Records about charts and figures
:::

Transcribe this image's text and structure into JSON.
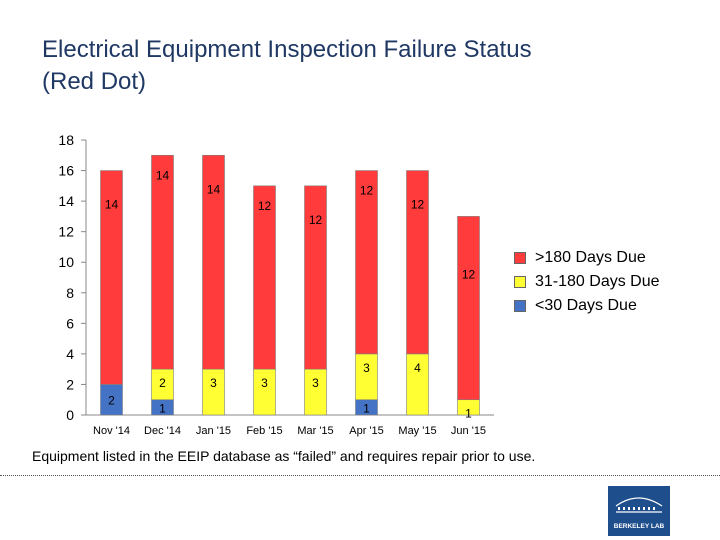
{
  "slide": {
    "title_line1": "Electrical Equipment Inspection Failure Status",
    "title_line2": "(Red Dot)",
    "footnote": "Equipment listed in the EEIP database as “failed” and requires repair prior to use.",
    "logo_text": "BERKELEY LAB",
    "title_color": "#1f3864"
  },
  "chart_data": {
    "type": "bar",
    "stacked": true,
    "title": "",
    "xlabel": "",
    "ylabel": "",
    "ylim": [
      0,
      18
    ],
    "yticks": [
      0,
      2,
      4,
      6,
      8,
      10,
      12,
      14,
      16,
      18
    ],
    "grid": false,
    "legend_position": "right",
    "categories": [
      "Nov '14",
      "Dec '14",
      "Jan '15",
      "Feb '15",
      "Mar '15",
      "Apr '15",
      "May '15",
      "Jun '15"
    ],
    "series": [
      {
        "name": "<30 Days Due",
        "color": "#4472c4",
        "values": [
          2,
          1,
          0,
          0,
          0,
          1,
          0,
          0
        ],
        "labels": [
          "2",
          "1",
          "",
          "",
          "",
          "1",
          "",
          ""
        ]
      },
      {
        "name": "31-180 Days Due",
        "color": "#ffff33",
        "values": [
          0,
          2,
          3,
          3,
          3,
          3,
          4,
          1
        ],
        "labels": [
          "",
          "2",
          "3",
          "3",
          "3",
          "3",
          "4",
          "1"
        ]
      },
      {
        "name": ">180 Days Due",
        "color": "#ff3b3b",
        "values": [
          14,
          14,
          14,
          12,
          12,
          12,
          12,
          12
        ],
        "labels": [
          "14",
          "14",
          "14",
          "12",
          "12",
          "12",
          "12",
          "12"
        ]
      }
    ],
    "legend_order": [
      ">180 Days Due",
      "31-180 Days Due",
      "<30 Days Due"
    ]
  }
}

:::

• Task requirements:
Copy each line of the records above that carries the word "Equipment".

• Written response:
    "title_line1": "Electrical Equipment Inspection Failure Status",
    "footnote": "Equipment listed in the EEIP database as “failed” and requires repair prior to use.",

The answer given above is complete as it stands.